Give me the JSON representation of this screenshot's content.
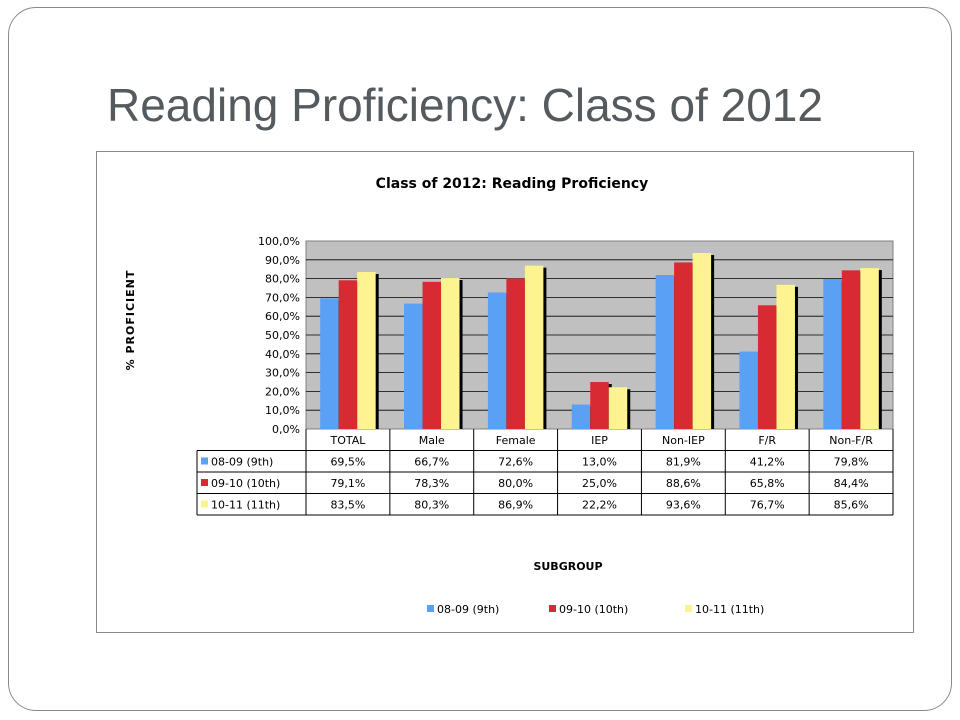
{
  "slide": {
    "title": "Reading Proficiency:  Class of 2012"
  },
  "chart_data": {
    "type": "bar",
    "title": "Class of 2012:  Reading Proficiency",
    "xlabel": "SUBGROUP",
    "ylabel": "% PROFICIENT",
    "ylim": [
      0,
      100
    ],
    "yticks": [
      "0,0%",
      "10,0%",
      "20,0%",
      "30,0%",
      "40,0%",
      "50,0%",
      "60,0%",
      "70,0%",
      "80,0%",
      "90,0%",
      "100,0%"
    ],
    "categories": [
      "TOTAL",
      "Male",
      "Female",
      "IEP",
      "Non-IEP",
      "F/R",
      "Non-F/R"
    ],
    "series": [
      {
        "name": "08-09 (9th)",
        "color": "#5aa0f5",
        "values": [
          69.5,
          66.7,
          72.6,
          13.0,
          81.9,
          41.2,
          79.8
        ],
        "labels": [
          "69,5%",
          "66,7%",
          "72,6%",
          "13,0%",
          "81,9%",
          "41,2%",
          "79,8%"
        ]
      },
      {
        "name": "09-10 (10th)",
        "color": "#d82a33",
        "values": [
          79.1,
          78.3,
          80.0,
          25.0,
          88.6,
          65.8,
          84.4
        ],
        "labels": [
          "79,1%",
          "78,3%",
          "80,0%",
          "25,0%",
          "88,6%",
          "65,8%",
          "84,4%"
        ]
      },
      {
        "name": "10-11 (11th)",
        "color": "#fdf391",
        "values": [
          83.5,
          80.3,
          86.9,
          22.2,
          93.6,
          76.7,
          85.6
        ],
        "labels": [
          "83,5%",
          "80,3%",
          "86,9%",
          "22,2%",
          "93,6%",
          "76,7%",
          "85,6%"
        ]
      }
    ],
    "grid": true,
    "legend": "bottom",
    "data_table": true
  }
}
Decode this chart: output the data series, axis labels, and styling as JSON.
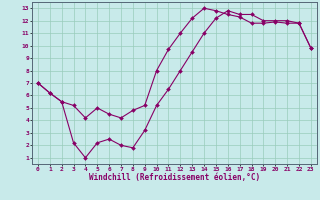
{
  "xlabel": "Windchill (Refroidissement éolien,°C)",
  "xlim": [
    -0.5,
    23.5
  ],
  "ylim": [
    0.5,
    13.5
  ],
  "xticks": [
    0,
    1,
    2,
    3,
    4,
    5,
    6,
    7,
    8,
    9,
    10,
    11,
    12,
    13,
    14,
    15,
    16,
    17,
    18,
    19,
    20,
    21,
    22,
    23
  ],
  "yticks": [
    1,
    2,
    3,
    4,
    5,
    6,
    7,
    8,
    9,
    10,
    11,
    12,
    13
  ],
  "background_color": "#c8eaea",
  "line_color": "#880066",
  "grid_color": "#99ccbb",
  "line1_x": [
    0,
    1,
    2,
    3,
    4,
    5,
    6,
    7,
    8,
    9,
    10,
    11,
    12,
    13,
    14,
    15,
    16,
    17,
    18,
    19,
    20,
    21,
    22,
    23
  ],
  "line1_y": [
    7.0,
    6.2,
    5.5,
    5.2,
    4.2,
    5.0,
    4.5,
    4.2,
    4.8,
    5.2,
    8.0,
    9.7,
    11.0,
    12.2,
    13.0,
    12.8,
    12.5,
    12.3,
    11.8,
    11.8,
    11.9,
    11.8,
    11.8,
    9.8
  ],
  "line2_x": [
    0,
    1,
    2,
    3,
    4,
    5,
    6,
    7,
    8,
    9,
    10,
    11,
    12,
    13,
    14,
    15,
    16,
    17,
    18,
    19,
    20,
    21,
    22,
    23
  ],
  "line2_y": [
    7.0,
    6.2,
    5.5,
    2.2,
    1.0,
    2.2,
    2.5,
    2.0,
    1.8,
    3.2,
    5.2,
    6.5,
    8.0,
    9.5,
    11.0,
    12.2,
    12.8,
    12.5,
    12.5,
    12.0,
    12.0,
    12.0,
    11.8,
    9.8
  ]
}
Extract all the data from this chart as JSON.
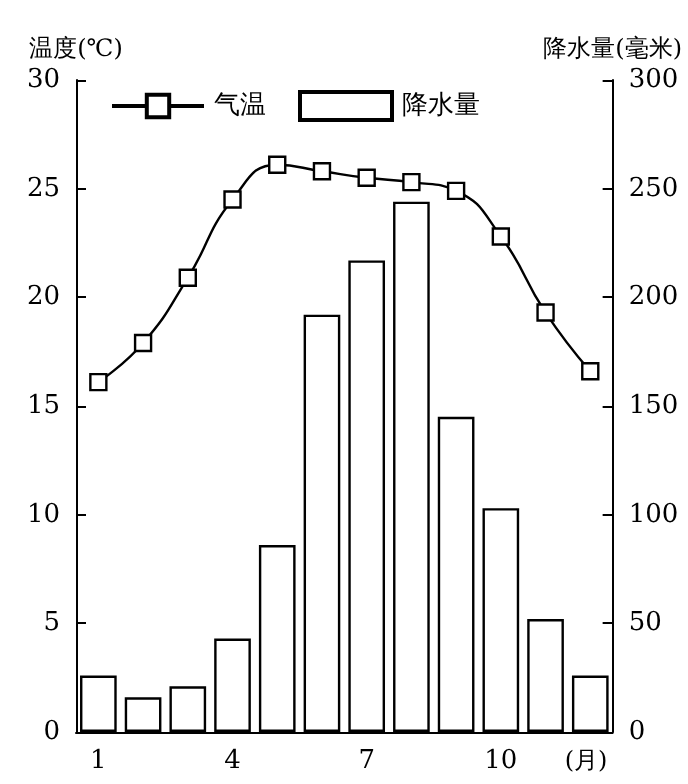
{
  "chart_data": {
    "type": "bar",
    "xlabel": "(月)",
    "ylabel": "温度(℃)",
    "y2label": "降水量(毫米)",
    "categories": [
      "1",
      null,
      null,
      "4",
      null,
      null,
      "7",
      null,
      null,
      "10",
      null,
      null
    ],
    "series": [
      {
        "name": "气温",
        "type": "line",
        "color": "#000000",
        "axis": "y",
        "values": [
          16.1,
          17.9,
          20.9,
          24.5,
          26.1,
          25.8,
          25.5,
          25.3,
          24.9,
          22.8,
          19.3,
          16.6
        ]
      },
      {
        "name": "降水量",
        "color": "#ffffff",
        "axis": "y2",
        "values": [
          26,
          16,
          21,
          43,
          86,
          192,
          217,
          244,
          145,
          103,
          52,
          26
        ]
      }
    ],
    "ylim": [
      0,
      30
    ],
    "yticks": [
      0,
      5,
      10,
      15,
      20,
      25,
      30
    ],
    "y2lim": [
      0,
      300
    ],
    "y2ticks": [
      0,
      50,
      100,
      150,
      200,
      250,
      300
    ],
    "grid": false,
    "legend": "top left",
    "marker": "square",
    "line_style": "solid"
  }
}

##############################

> **Prompt**: Leave out the pictures and reproduce the rest of the listing exactly.

> **Response**:
Give me the JSON representation of this screenshot's content.
{
  "slide": {
    "title": "Reading Proficiency:  Class of 2012"
  },
  "chart_data": {
    "type": "bar",
    "title": "Class of 2012:  Reading Proficiency",
    "xlabel": "SUBGROUP",
    "ylabel": "% PROFICIENT",
    "ylim": [
      0,
      100
    ],
    "yticks": [
      "0,0%",
      "10,0%",
      "20,0%",
      "30,0%",
      "40,0%",
      "50,0%",
      "60,0%",
      "70,0%",
      "80,0%",
      "90,0%",
      "100,0%"
    ],
    "categories": [
      "TOTAL",
      "Male",
      "Female",
      "IEP",
      "Non-IEP",
      "F/R",
      "Non-F/R"
    ],
    "series": [
      {
        "name": "08-09 (9th)",
        "color": "#5aa0f5",
        "values": [
          69.5,
          66.7,
          72.6,
          13.0,
          81.9,
          41.2,
          79.8
        ],
        "labels": [
          "69,5%",
          "66,7%",
          "72,6%",
          "13,0%",
          "81,9%",
          "41,2%",
          "79,8%"
        ]
      },
      {
        "name": "09-10 (10th)",
        "color": "#d82a33",
        "values": [
          79.1,
          78.3,
          80.0,
          25.0,
          88.6,
          65.8,
          84.4
        ],
        "labels": [
          "79,1%",
          "78,3%",
          "80,0%",
          "25,0%",
          "88,6%",
          "65,8%",
          "84,4%"
        ]
      },
      {
        "name": "10-11 (11th)",
        "color": "#fdf391",
        "values": [
          83.5,
          80.3,
          86.9,
          22.2,
          93.6,
          76.7,
          85.6
        ],
        "labels": [
          "83,5%",
          "80,3%",
          "86,9%",
          "22,2%",
          "93,6%",
          "76,7%",
          "85,6%"
        ]
      }
    ],
    "grid": true,
    "legend": "bottom",
    "data_table": true
  }
}
Decode this chart: output the data series, axis labels, and styling as JSON.
{
  "xlabel": "Windchill (Refroidissement éolien,°C)",
  "xlim": [
    -0.5,
    23.5
  ],
  "ylim": [
    0.5,
    13.5
  ],
  "xticks": [
    0,
    1,
    2,
    3,
    4,
    5,
    6,
    7,
    8,
    9,
    10,
    11,
    12,
    13,
    14,
    15,
    16,
    17,
    18,
    19,
    20,
    21,
    22,
    23
  ],
  "yticks": [
    1,
    2,
    3,
    4,
    5,
    6,
    7,
    8,
    9,
    10,
    11,
    12,
    13
  ],
  "background_color": "#c8eaea",
  "line_color": "#880066",
  "grid_color": "#99ccbb",
  "line1_x": [
    0,
    1,
    2,
    3,
    4,
    5,
    6,
    7,
    8,
    9,
    10,
    11,
    12,
    13,
    14,
    15,
    16,
    17,
    18,
    19,
    20,
    21,
    22,
    23
  ],
  "line1_y": [
    7.0,
    6.2,
    5.5,
    5.2,
    4.2,
    5.0,
    4.5,
    4.2,
    4.8,
    5.2,
    8.0,
    9.7,
    11.0,
    12.2,
    13.0,
    12.8,
    12.5,
    12.3,
    11.8,
    11.8,
    11.9,
    11.8,
    11.8,
    9.8
  ],
  "line2_x": [
    0,
    1,
    2,
    3,
    4,
    5,
    6,
    7,
    8,
    9,
    10,
    11,
    12,
    13,
    14,
    15,
    16,
    17,
    18,
    19,
    20,
    21,
    22,
    23
  ],
  "line2_y": [
    7.0,
    6.2,
    5.5,
    2.2,
    1.0,
    2.2,
    2.5,
    2.0,
    1.8,
    3.2,
    5.2,
    6.5,
    8.0,
    9.5,
    11.0,
    12.2,
    12.8,
    12.5,
    12.5,
    12.0,
    12.0,
    12.0,
    11.8,
    9.8
  ]
}
Extract all the data from this chart as JSON.
{
  "chart_data": {
    "type": "bar",
    "xlabel": "(月)",
    "ylabel": "温度(℃)",
    "y2label": "降水量(毫米)",
    "categories": [
      "1",
      null,
      null,
      "4",
      null,
      null,
      "7",
      null,
      null,
      "10",
      null,
      null
    ],
    "series": [
      {
        "name": "气温",
        "type": "line",
        "color": "#000000",
        "axis": "y",
        "values": [
          16.1,
          17.9,
          20.9,
          24.5,
          26.1,
          25.8,
          25.5,
          25.3,
          24.9,
          22.8,
          19.3,
          16.6
        ]
      },
      {
        "name": "降水量",
        "color": "#ffffff",
        "axis": "y2",
        "values": [
          26,
          16,
          21,
          43,
          86,
          192,
          217,
          244,
          145,
          103,
          52,
          26
        ]
      }
    ],
    "ylim": [
      0,
      30
    ],
    "yticks": [
      0,
      5,
      10,
      15,
      20,
      25,
      30
    ],
    "y2lim": [
      0,
      300
    ],
    "y2ticks": [
      0,
      50,
      100,
      150,
      200,
      250,
      300
    ],
    "grid": false,
    "legend": "top left",
    "marker": "square",
    "line_style": "solid"
  }
}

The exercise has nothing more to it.